[Collected data]
-- BEGIN --

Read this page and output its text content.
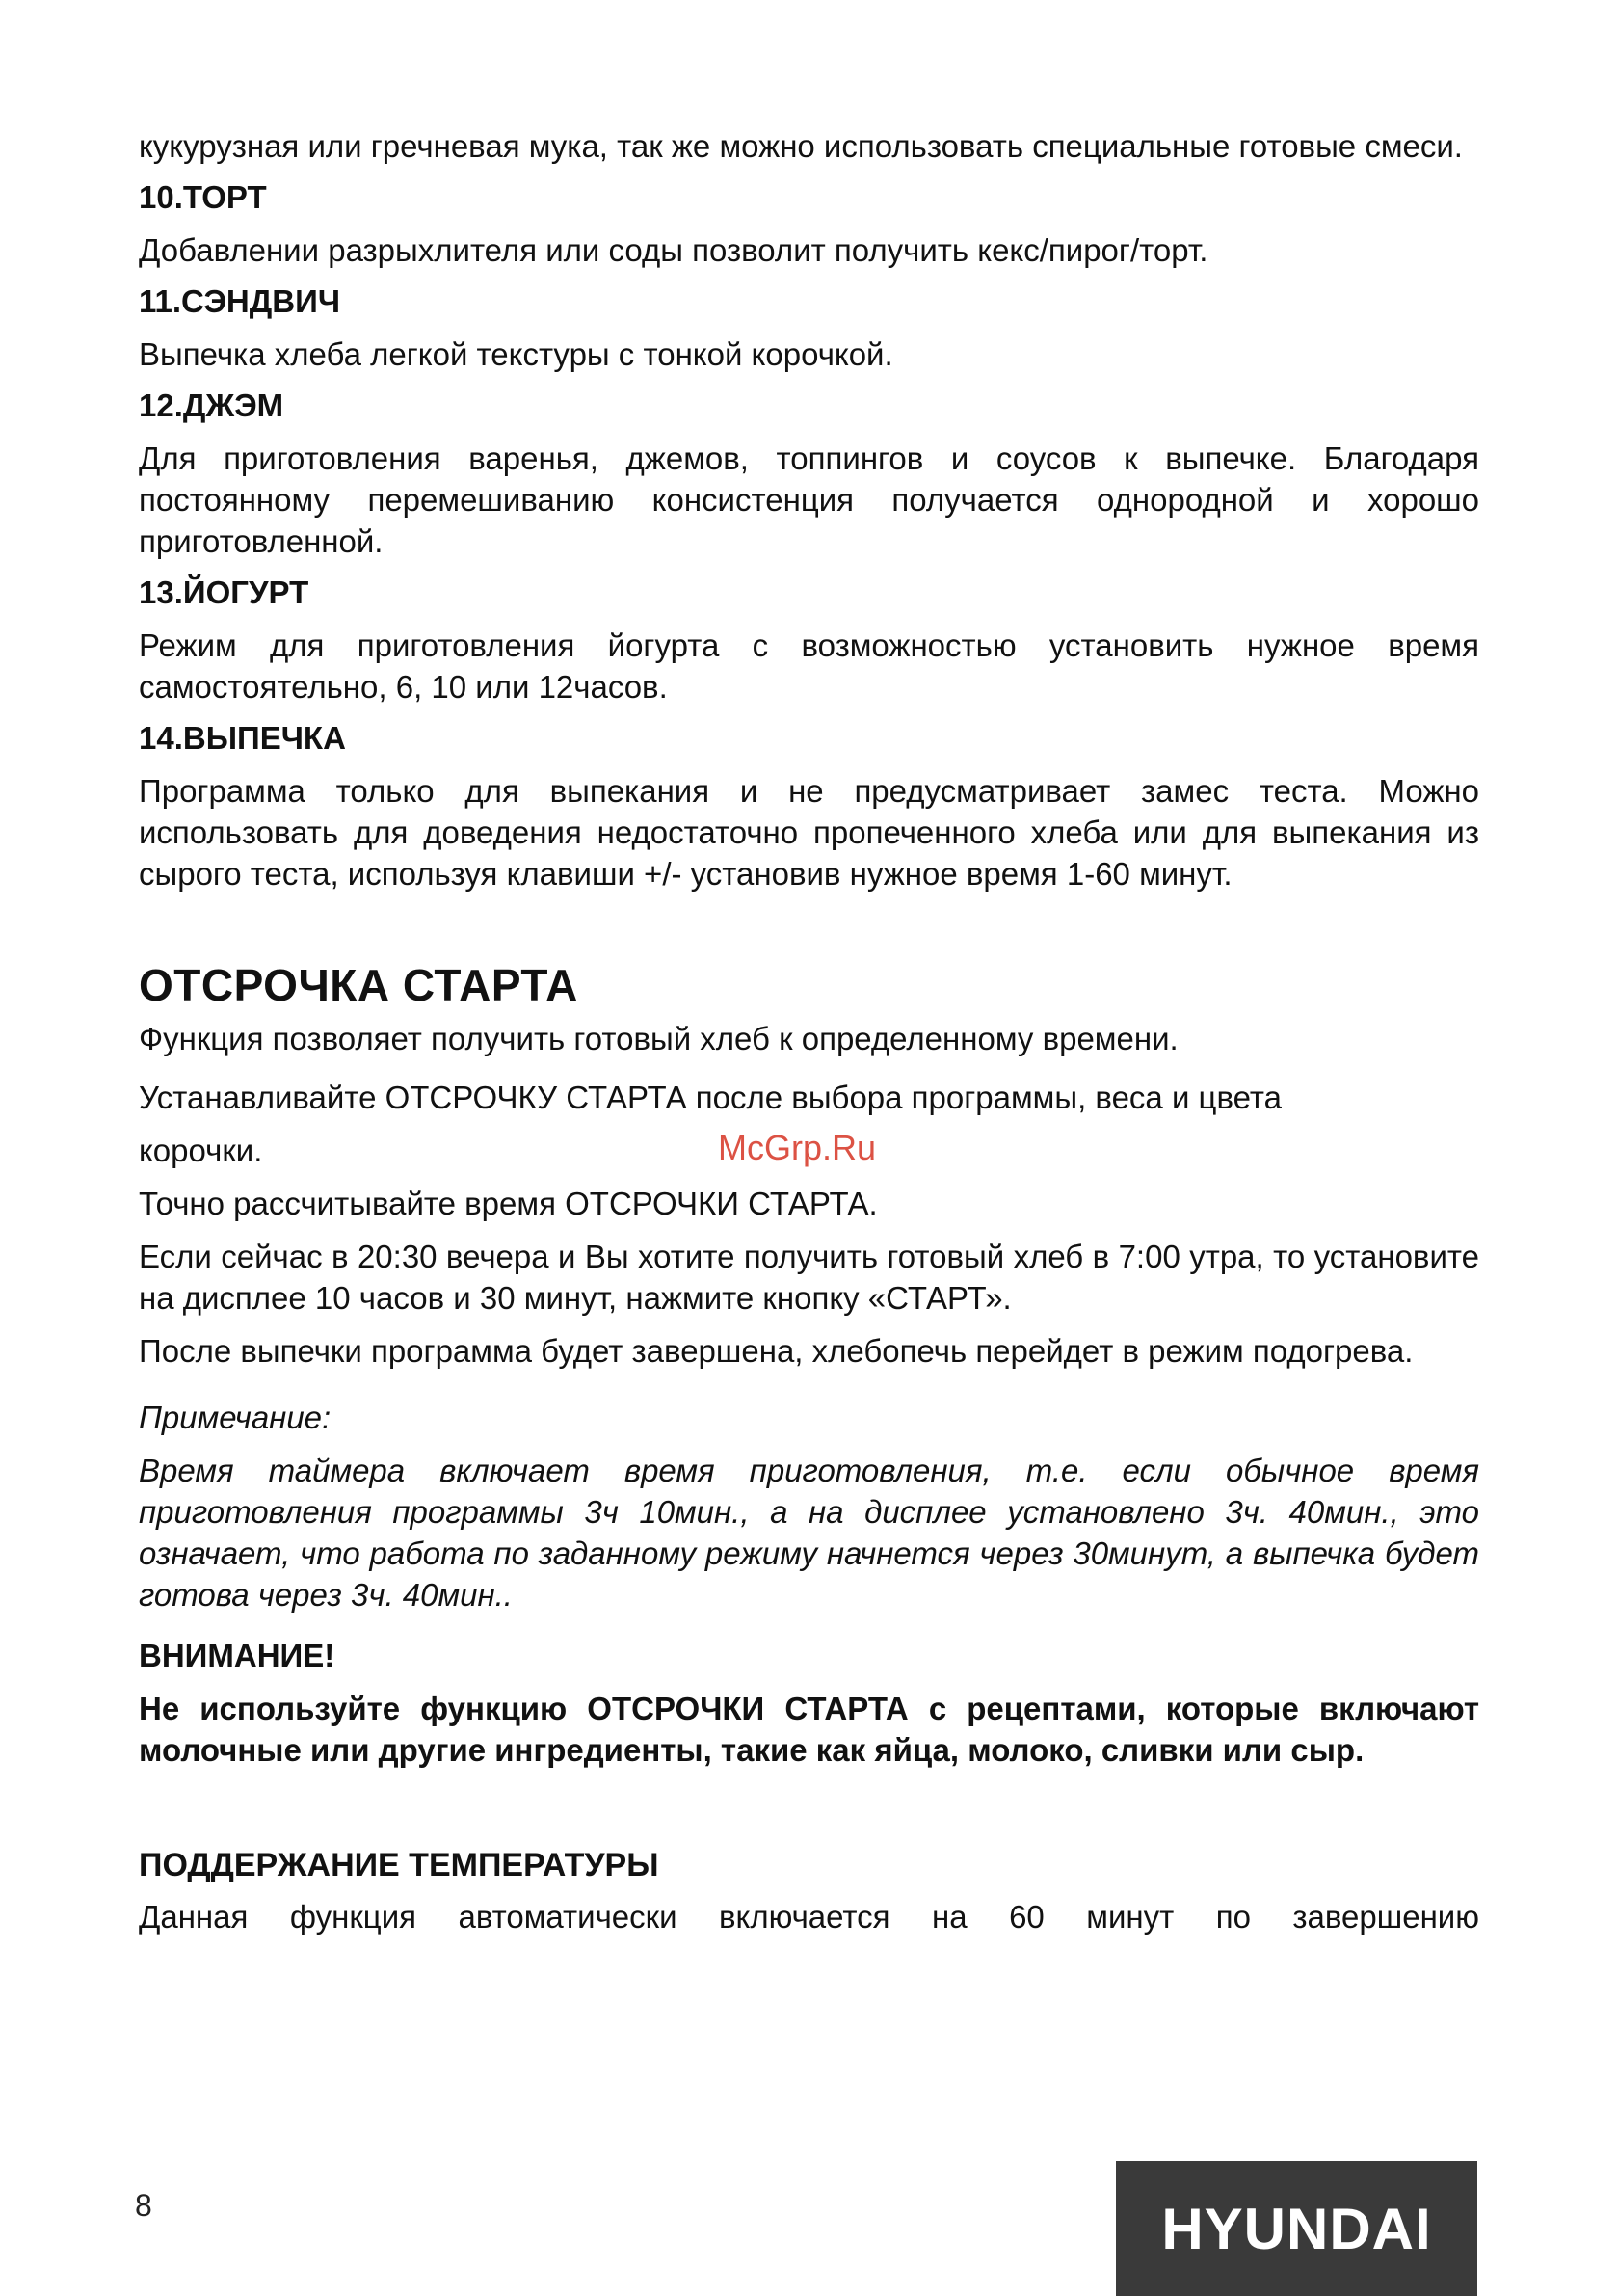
кукурузная или гречневая мука, так же можно использовать специальные готовые смеси.

10.ТОРТ

Добавлении разрыхлителя или соды позволит получить кекс/пирог/торт.

11.СЭНДВИЧ

Выпечка хлеба легкой текстуры с тонкой корочкой.

12.ДЖЭМ

Для приготовления варенья, джемов, топпингов и соусов к выпечке. Благодаря постоянному перемешиванию консистенция получается однородной и хорошо приготовленной.

13.ЙОГУРТ

Режим для приготовления йогурта с возможностью установить нужное время самостоятельно, 6, 10 или 12часов.

14.ВЫПЕЧКА

Программа только для выпекания и не предусматривает замес теста. Можно использовать для доведения недостаточно пропеченного хлеба или для выпекания из сырого теста, используя клавиши +/- установив нужное время 1-60 минут.

ОТСРОЧКА СТАРТА

Функция позволяет получить готовый хлеб к определенному времени.

Устанавливайте ОТСРОЧКУ СТАРТА после выбора программы, веса и цвета

корочки.

Точно рассчитывайте время ОТСРОЧКИ СТАРТА.

Если сейчас в 20:30 вечера и Вы хотите получить готовый хлеб в 7:00 утра, то установите на дисплее 10 часов и 30 минут, нажмите кнопку «СТАРТ».

После выпечки программа будет завершена, хлебопечь перейдет в режим подогрева.

Примечание:

Время таймера включает время приготовления, т.е. если обычное время приготовления программы 3ч 10мин., а на дисплее установлено 3ч. 40мин., это означает, что работа по заданному режиму начнется через 30минут, а выпечка будет готова через 3ч. 40мин..

ВНИМАНИЕ!

Не используйте функцию ОТСРОЧКИ СТАРТА с рецептами, которые включают молочные или другие ингредиенты, такие как яйца, молоко, сливки или сыр.

ПОДДЕРЖАНИЕ ТЕМПЕРАТУРЫ

Данная функция автоматически включается на 60 минут по завершению

McGrp.Ru
8	HYUNDAI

-- END --

_PROBLEM:_ Leave out the pictures and give the rest of the records again exactly.

_THE SOLUTION:_
Read this page and output its text content.
кукурузная или гречневая мука, так же можно использовать специальные готовые смеси.

10.ТОРТ

Добавлении разрыхлителя или соды позволит получить кекс/пирог/торт.

11.СЭНДВИЧ

Выпечка хлеба легкой текстуры с тонкой корочкой.

12.ДЖЭМ

Для приготовления варенья, джемов, топпингов и соусов к выпечке. Благодаря постоянному перемешиванию консистенция получается однородной и хорошо приготовленной.

13.ЙОГУРТ

Режим для приготовления йогурта с возможностью установить нужное время самостоятельно, 6, 10 или 12часов.

14.ВЫПЕЧКА

Программа только для выпекания и не предусматривает замес теста. Можно использовать для доведения недостаточно пропеченного хлеба или для выпекания из сырого теста, используя клавиши +/- установив нужное время 1-60 минут.

ОТСРОЧКА СТАРТА

Функция позволяет получить готовый хлеб к определенному времени.

Устанавливайте ОТСРОЧКУ СТАРТА после выбора программы, веса и цвета

корочки.

Точно рассчитывайте время ОТСРОЧКИ СТАРТА.

Если сейчас в 20:30 вечера и Вы хотите получить готовый хлеб в 7:00 утра, то установите на дисплее 10 часов и 30 минут, нажмите кнопку «СТАРТ».

После выпечки программа будет завершена, хлебопечь перейдет в режим подогрева.

Примечание:

Время таймера включает время приготовления, т.е. если обычное время приготовления программы 3ч 10мин., а на дисплее установлено 3ч. 40мин., это означает, что работа по заданному режиму начнется через 30минут, а выпечка будет готова через 3ч. 40мин..

ВНИМАНИЕ!

Не используйте функцию ОТСРОЧКИ СТАРТА с рецептами, которые включают молочные или другие ингредиенты, такие как яйца, молоко, сливки или сыр.

ПОДДЕРЖАНИЕ ТЕМПЕРАТУРЫ

Данная функция автоматически включается на 60 минут по завершению

McGrp.Ru
8	HYUNDAI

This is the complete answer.